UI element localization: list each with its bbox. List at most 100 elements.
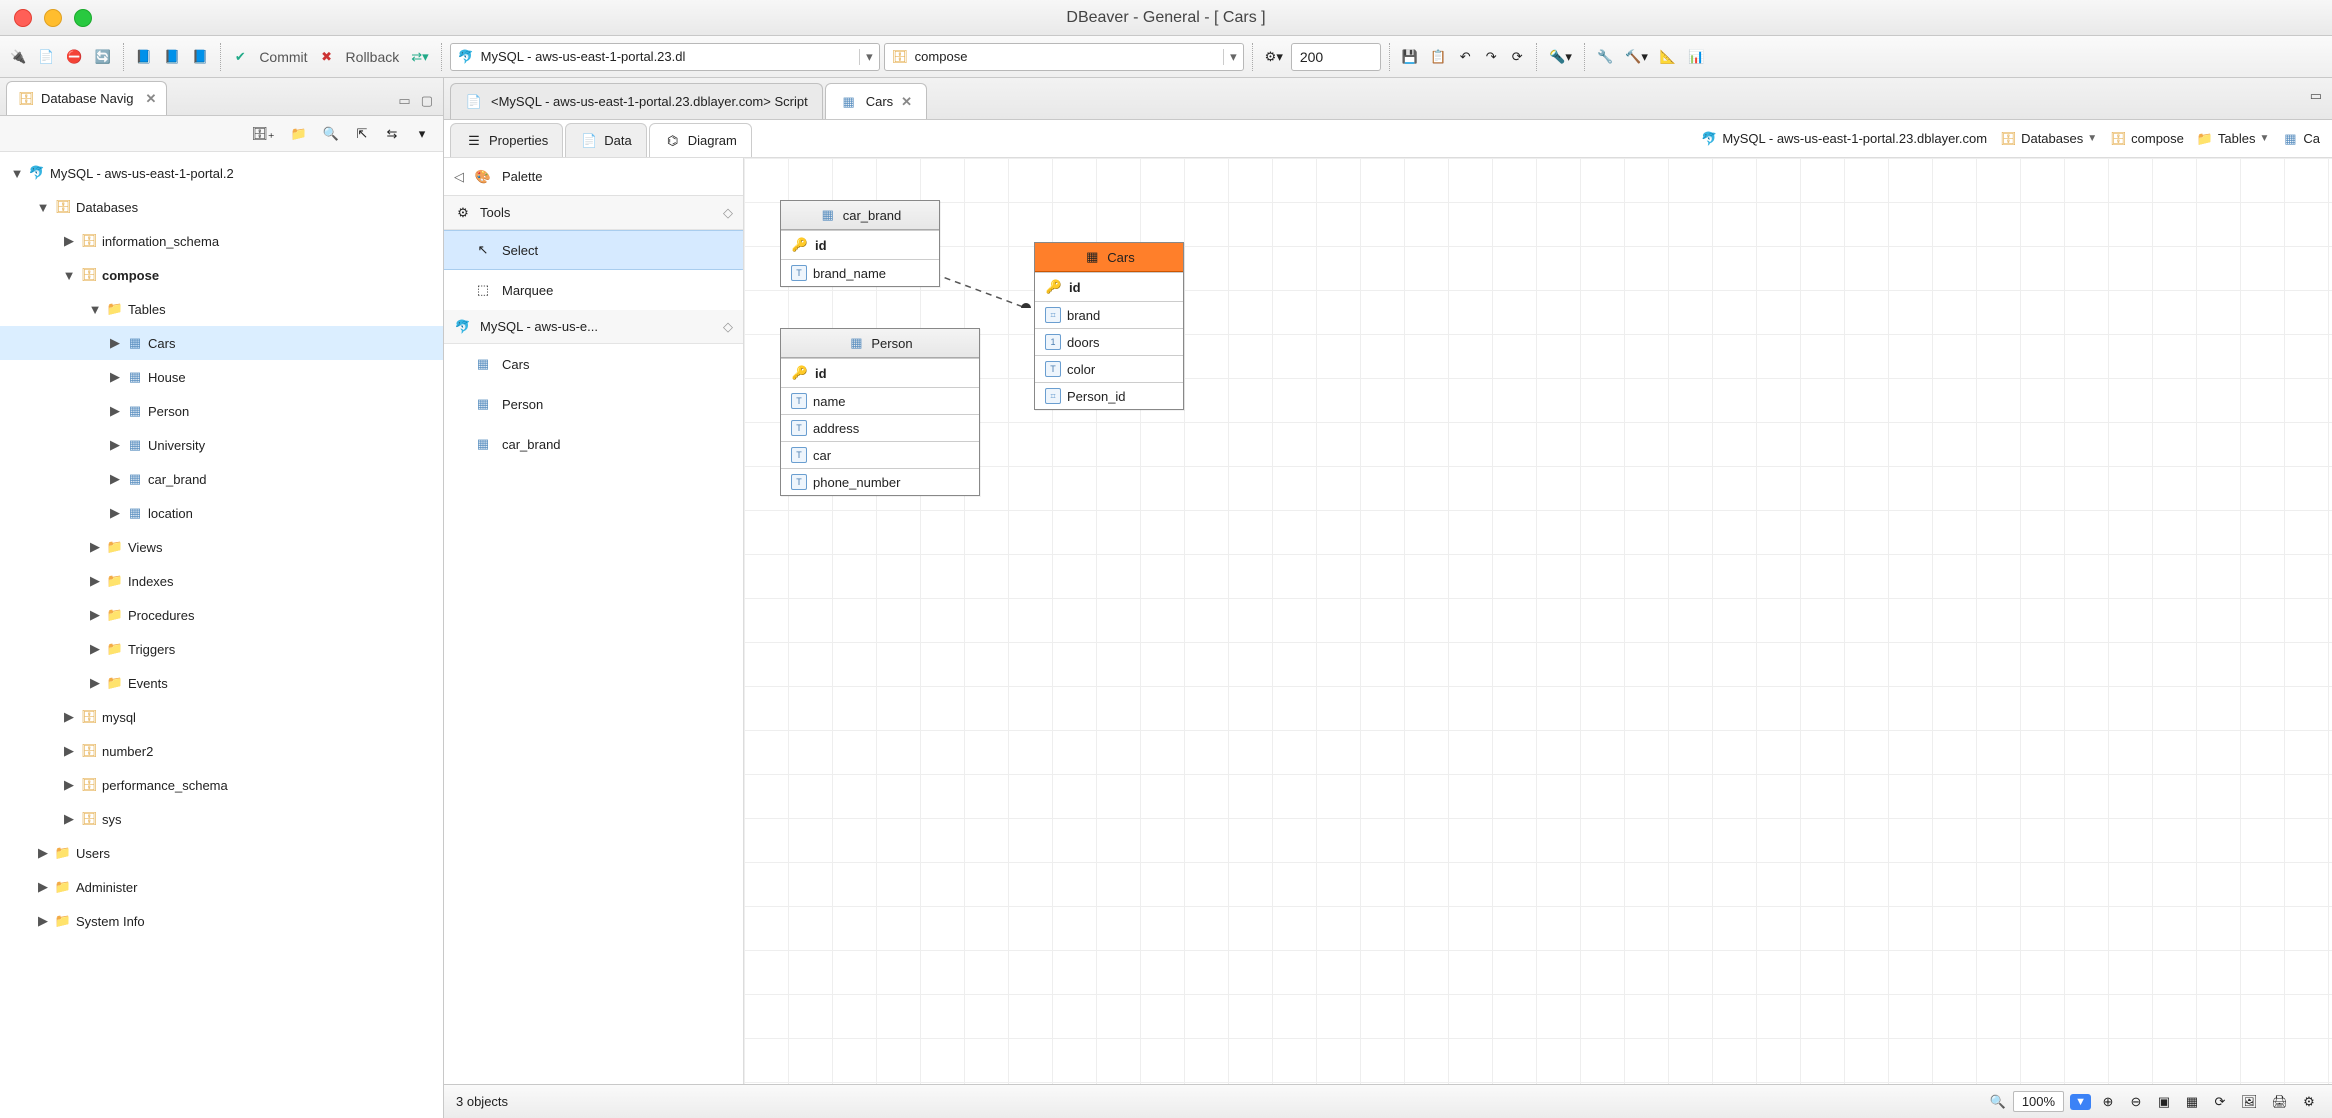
er-column[interactable]: 🔑id [781, 358, 979, 387]
undo-icon[interactable]: ↶ [1454, 44, 1476, 70]
pin-icon[interactable]: ◇ [723, 319, 733, 335]
er-column[interactable]: ⌗Person_id [1035, 382, 1183, 409]
tree-item[interactable]: ▶📁Events [0, 666, 443, 700]
er-column[interactable]: 🔑id [781, 230, 939, 259]
tree-item[interactable]: ▶📁Users [0, 836, 443, 870]
link-editor-icon[interactable]: ⇆ [381, 121, 403, 147]
tree-item[interactable]: ▼📁Tables [0, 292, 443, 326]
result-options-icon[interactable]: ⚙▾ [1261, 44, 1287, 70]
tree-item[interactable]: ▶📁Administer [0, 870, 443, 904]
er-column[interactable]: ⌗brand [1035, 301, 1183, 328]
er-column[interactable]: Tcolor [1035, 355, 1183, 382]
commit-label[interactable]: Commit [255, 49, 311, 65]
er-column[interactable]: Tname [781, 387, 979, 414]
settings-icon[interactable]: ⚙ [2298, 1089, 2320, 1115]
palette-table-item[interactable]: ▦car_brand [444, 424, 743, 464]
close-icon[interactable]: ✕ [146, 91, 157, 107]
reconnect-icon[interactable]: 🔄 [91, 44, 115, 70]
disclosure-icon[interactable]: ▶ [108, 369, 122, 385]
palette-tool-select[interactable]: ↖ Select [444, 230, 743, 270]
refresh-diagram-icon[interactable]: ⟳ [2209, 1089, 2231, 1115]
pin-icon[interactable]: ◇ [723, 205, 733, 221]
redo-icon[interactable]: ↷ [1480, 44, 1502, 70]
zoom-dropdown-icon[interactable]: ▼ [2070, 1094, 2091, 1110]
tool2-icon[interactable]: 🔨▾ [1621, 44, 1652, 70]
disclosure-icon[interactable]: ▶ [108, 471, 122, 487]
connection-selector[interactable]: 🐬 MySQL - aws-us-east-1-portal.23.dl ▾ [450, 43, 880, 71]
tree-item[interactable]: ▶📁System Info [0, 904, 443, 938]
disconnect-icon[interactable]: ⛔ [62, 44, 86, 70]
disclosure-icon[interactable]: ▶ [88, 675, 102, 691]
crumb-table[interactable]: ▦Ca [2281, 130, 2320, 148]
rollback-icon[interactable]: ✖ [316, 44, 338, 70]
revert-icon[interactable]: 📋 [1426, 44, 1450, 70]
save-icon[interactable]: 💾 [1398, 44, 1422, 70]
zoom-out-icon[interactable]: ⊖ [2125, 1089, 2147, 1115]
zoom-in-icon[interactable]: ⊕ [2097, 1089, 2119, 1115]
new-conn-icon[interactable]: 🗄₊ [247, 121, 278, 147]
disclosure-icon[interactable]: ▶ [108, 403, 122, 419]
tool1-icon[interactable]: 🔧 [1593, 44, 1617, 70]
schema-selector[interactable]: 🗄 compose ▾ [884, 43, 1244, 71]
fit-icon[interactable]: ▣ [2153, 1089, 2175, 1115]
collapse-all-icon[interactable]: ⇱ [351, 121, 373, 147]
disclosure-icon[interactable]: ▶ [62, 709, 76, 725]
sidebar-tab-navigator[interactable]: 🗄 Database Navig ✕ [6, 81, 167, 115]
er-table-carbrand[interactable]: ▦car_brand 🔑idTbrand_name [780, 200, 940, 287]
disclosure-icon[interactable]: ▼ [62, 268, 76, 283]
disclosure-icon[interactable]: ▼ [10, 166, 24, 181]
crumb-databases[interactable]: 🗄Databases▼ [1999, 130, 2097, 148]
minimize-editor-icon[interactable]: ▭ [2310, 88, 2322, 104]
tree-item[interactable]: ▶▦Person [0, 394, 443, 428]
tab-cars[interactable]: ▦ Cars ✕ [825, 83, 927, 119]
disclosure-icon[interactable]: ▶ [108, 335, 122, 351]
disclosure-icon[interactable]: ▶ [62, 743, 76, 759]
er-column[interactable]: Tphone_number [781, 468, 979, 495]
tree-item[interactable]: ▶📁Triggers [0, 632, 443, 666]
tree-item[interactable]: ▶▦University [0, 428, 443, 462]
crumb-db[interactable]: 🗄compose [2109, 130, 2184, 148]
er-column[interactable]: Tcar [781, 441, 979, 468]
er-table-cars[interactable]: ▦Cars 🔑id⌗brand1doorsTcolor⌗Person_id [1034, 242, 1184, 410]
rollback-label[interactable]: Rollback [342, 49, 404, 65]
tool3-icon[interactable]: 📐 [1656, 44, 1680, 70]
tree-item[interactable]: ▼🐬MySQL - aws-us-east-1-portal.2 [0, 156, 443, 190]
crumb-connection[interactable]: 🐬MySQL - aws-us-east-1-portal.23.dblayer… [1700, 130, 1987, 148]
new-folder-icon[interactable]: 📁 [287, 121, 311, 147]
tree-item[interactable]: ▶🗄mysql [0, 700, 443, 734]
disclosure-icon[interactable]: ▶ [36, 913, 50, 929]
tree-item[interactable]: ▶▦car_brand [0, 462, 443, 496]
disclosure-icon[interactable]: ▼ [36, 200, 50, 215]
tree-item[interactable]: ▶📁Procedures [0, 598, 443, 632]
disclosure-icon[interactable]: ▶ [62, 777, 76, 793]
tab-script[interactable]: 📄 <MySQL - aws-us-east-1-portal.23.dblay… [450, 83, 823, 119]
tool4-icon[interactable]: 📊 [1684, 44, 1708, 70]
diagram-canvas[interactable]: ▦car_brand 🔑idTbrand_name ▦Cars 🔑id⌗bran… [744, 158, 2332, 1084]
palette-back-icon[interactable]: ◁ [454, 169, 464, 185]
palette-section-conn[interactable]: 🐬 MySQL - aws-us-e... ◇ [444, 310, 743, 344]
tree-item[interactable]: ▶🗄performance_schema [0, 768, 443, 802]
subtab-properties[interactable]: ☰ Properties [450, 123, 563, 157]
tree-item[interactable]: ▶▦Cars [0, 326, 443, 360]
disclosure-icon[interactable]: ▶ [88, 641, 102, 657]
palette-tool-marquee[interactable]: ⬚ Marquee [444, 270, 743, 310]
er-table-person[interactable]: ▦Person 🔑idTnameTaddressTcarTphone_numbe… [780, 328, 980, 496]
tree-item[interactable]: ▶📁Views [0, 530, 443, 564]
tree-item[interactable]: ▶▦House [0, 360, 443, 394]
tree-item[interactable]: ▼🗄compose [0, 258, 443, 292]
zoom-value[interactable]: 100% [2013, 1091, 2064, 1112]
crumb-tables[interactable]: 📁Tables▼ [2196, 130, 2269, 148]
tree-item[interactable]: ▶▦location [0, 496, 443, 530]
er-column[interactable]: Tbrand_name [781, 259, 939, 286]
tree-item[interactable]: ▼🗄Databases [0, 190, 443, 224]
export-icon[interactable]: 🖼 [2237, 1089, 2262, 1115]
er-column[interactable]: Taddress [781, 414, 979, 441]
disclosure-icon[interactable]: ▶ [88, 573, 102, 589]
refresh-icon[interactable]: ⟳ [1506, 44, 1528, 70]
subtab-data[interactable]: 📄 Data [565, 123, 646, 157]
palette-section-tools[interactable]: ⚙ Tools ◇ [444, 196, 743, 230]
minimize-view-icon[interactable]: ▭ [398, 93, 410, 109]
filter-icon[interactable]: 🔍 [319, 121, 343, 147]
tree-item[interactable]: ▶🗄information_schema [0, 224, 443, 258]
new-sql-icon[interactable]: 📄 [34, 44, 58, 70]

### Exercise description:
Reproduce the listing above verbatim, leaving out the picture.

### Response to this task:
UI element localization: list each with its bbox. List at most 100 elements.
er-column[interactable]: 🔑id [781, 358, 979, 387]
undo-icon[interactable]: ↶ [1454, 44, 1476, 70]
pin-icon[interactable]: ◇ [723, 319, 733, 335]
er-column[interactable]: ⌗Person_id [1035, 382, 1183, 409]
tree-item[interactable]: ▶📁Events [0, 666, 443, 700]
er-column[interactable]: 🔑id [781, 230, 939, 259]
tree-item[interactable]: ▶📁Users [0, 836, 443, 870]
link-editor-icon[interactable]: ⇆ [381, 121, 403, 147]
tree-item[interactable]: ▼📁Tables [0, 292, 443, 326]
result-options-icon[interactable]: ⚙▾ [1261, 44, 1287, 70]
tree-item[interactable]: ▶📁Administer [0, 870, 443, 904]
er-column[interactable]: ⌗brand [1035, 301, 1183, 328]
er-column[interactable]: Tcolor [1035, 355, 1183, 382]
commit-label[interactable]: Commit [255, 49, 311, 65]
er-column[interactable]: Tname [781, 387, 979, 414]
settings-icon[interactable]: ⚙ [2298, 1089, 2320, 1115]
palette-table-item[interactable]: ▦car_brand [444, 424, 743, 464]
close-icon[interactable]: ✕ [146, 91, 157, 107]
reconnect-icon[interactable]: 🔄 [91, 44, 115, 70]
disclosure-icon[interactable]: ▶ [108, 369, 122, 385]
palette-tool-select[interactable]: ↖ Select [444, 230, 743, 270]
refresh-diagram-icon[interactable]: ⟳ [2209, 1089, 2231, 1115]
pin-icon[interactable]: ◇ [723, 205, 733, 221]
redo-icon[interactable]: ↷ [1480, 44, 1502, 70]
zoom-dropdown-icon[interactable]: ▼ [2070, 1094, 2091, 1110]
tool2-icon[interactable]: 🔨▾ [1621, 44, 1652, 70]
disclosure-icon[interactable]: ▶ [108, 471, 122, 487]
connection-selector[interactable]: 🐬 MySQL - aws-us-east-1-portal.23.dl ▾ [450, 43, 880, 71]
tree-item[interactable]: ▶📁System Info [0, 904, 443, 938]
disconnect-icon[interactable]: ⛔ [62, 44, 86, 70]
disclosure-icon[interactable]: ▶ [88, 675, 102, 691]
crumb-table[interactable]: ▦Ca [2281, 130, 2320, 148]
rollback-icon[interactable]: ✖ [316, 44, 338, 70]
revert-icon[interactable]: 📋 [1426, 44, 1450, 70]
save-icon[interactable]: 💾 [1398, 44, 1422, 70]
zoom-out-icon[interactable]: ⊖ [2125, 1089, 2147, 1115]
zoom-in-icon[interactable]: ⊕ [2097, 1089, 2119, 1115]
new-conn-icon[interactable]: 🗄₊ [247, 121, 278, 147]
disclosure-icon[interactable]: ▶ [108, 403, 122, 419]
tool1-icon[interactable]: 🔧 [1593, 44, 1617, 70]
schema-selector[interactable]: 🗄 compose ▾ [884, 43, 1244, 71]
fit-icon[interactable]: ▣ [2153, 1089, 2175, 1115]
collapse-all-icon[interactable]: ⇱ [351, 121, 373, 147]
disclosure-icon[interactable]: ▶ [62, 709, 76, 725]
sidebar-tab-navigator[interactable]: 🗄 Database Navig ✕ [6, 81, 167, 115]
er-table-carbrand[interactable]: ▦car_brand 🔑idTbrand_name [780, 200, 940, 287]
disclosure-icon[interactable]: ▼ [62, 268, 76, 283]
disclosure-icon[interactable]: ▼ [10, 166, 24, 181]
crumb-databases[interactable]: 🗄Databases▼ [1999, 130, 2097, 148]
minimize-editor-icon[interactable]: ▭ [2310, 88, 2322, 104]
tree-item[interactable]: ▶▦Person [0, 394, 443, 428]
tab-cars[interactable]: ▦ Cars ✕ [825, 83, 927, 119]
disclosure-icon[interactable]: ▶ [108, 335, 122, 351]
disclosure-icon[interactable]: ▶ [62, 743, 76, 759]
er-column[interactable]: Tphone_number [781, 468, 979, 495]
tree-item[interactable]: ▶📁Triggers [0, 632, 443, 666]
tree-item[interactable]: ▶▦University [0, 428, 443, 462]
crumb-db[interactable]: 🗄compose [2109, 130, 2184, 148]
er-column[interactable]: Tcar [781, 441, 979, 468]
er-table-cars[interactable]: ▦Cars 🔑id⌗brand1doorsTcolor⌗Person_id [1034, 242, 1184, 410]
rollback-label[interactable]: Rollback [342, 49, 404, 65]
tool3-icon[interactable]: 📐 [1656, 44, 1680, 70]
tree-item[interactable]: ▼🐬MySQL - aws-us-east-1-portal.2 [0, 156, 443, 190]
crumb-connection[interactable]: 🐬MySQL - aws-us-east-1-portal.23.dblayer… [1700, 130, 1987, 148]
new-folder-icon[interactable]: 📁 [287, 121, 311, 147]
tree-item[interactable]: ▶🗄mysql [0, 700, 443, 734]
disclosure-icon[interactable]: ▶ [36, 913, 50, 929]
tree-item[interactable]: ▶▦car_brand [0, 462, 443, 496]
disclosure-icon[interactable]: ▼ [36, 200, 50, 215]
tree-item[interactable]: ▶📁Procedures [0, 598, 443, 632]
disclosure-icon[interactable]: ▶ [62, 777, 76, 793]
tab-script[interactable]: 📄 <MySQL - aws-us-east-1-portal.23.dblay… [450, 83, 823, 119]
tool4-icon[interactable]: 📊 [1684, 44, 1708, 70]
diagram-canvas[interactable]: ▦car_brand 🔑idTbrand_name ▦Cars 🔑id⌗bran… [744, 158, 2332, 1084]
palette-back-icon[interactable]: ◁ [454, 169, 464, 185]
palette-section-conn[interactable]: 🐬 MySQL - aws-us-e... ◇ [444, 310, 743, 344]
tree-item[interactable]: ▶🗄performance_schema [0, 768, 443, 802]
subtab-properties[interactable]: ☰ Properties [450, 123, 563, 157]
tree-item[interactable]: ▶▦Cars [0, 326, 443, 360]
disclosure-icon[interactable]: ▶ [88, 641, 102, 657]
palette-tool-marquee[interactable]: ⬚ Marquee [444, 270, 743, 310]
er-table-person[interactable]: ▦Person 🔑idTnameTaddressTcarTphone_numbe… [780, 328, 980, 496]
tree-item[interactable]: ▶📁Views [0, 530, 443, 564]
tree-item[interactable]: ▶▦House [0, 360, 443, 394]
tree-item[interactable]: ▼🗄compose [0, 258, 443, 292]
zoom-value[interactable]: 100% [2013, 1091, 2064, 1112]
crumb-tables[interactable]: 📁Tables▼ [2196, 130, 2269, 148]
tree-item[interactable]: ▶▦location [0, 496, 443, 530]
er-column[interactable]: Tbrand_name [781, 259, 939, 286]
tree-item[interactable]: ▼🗄Databases [0, 190, 443, 224]
export-icon[interactable]: 🖼 [2237, 1089, 2262, 1115]
er-column[interactable]: Taddress [781, 414, 979, 441]
disclosure-icon[interactable]: ▶ [88, 573, 102, 589]
refresh-icon[interactable]: ⟳ [1506, 44, 1528, 70]
subtab-data[interactable]: 📄 Data [565, 123, 646, 157]
palette-section-tools[interactable]: ⚙ Tools ◇ [444, 196, 743, 230]
minimize-view-icon[interactable]: ▭ [398, 93, 410, 109]
filter-icon[interactable]: 🔍 [319, 121, 343, 147]
tree-item[interactable]: ▶🗄information_schema [0, 224, 443, 258]
new-sql-icon[interactable]: 📄 [34, 44, 58, 70]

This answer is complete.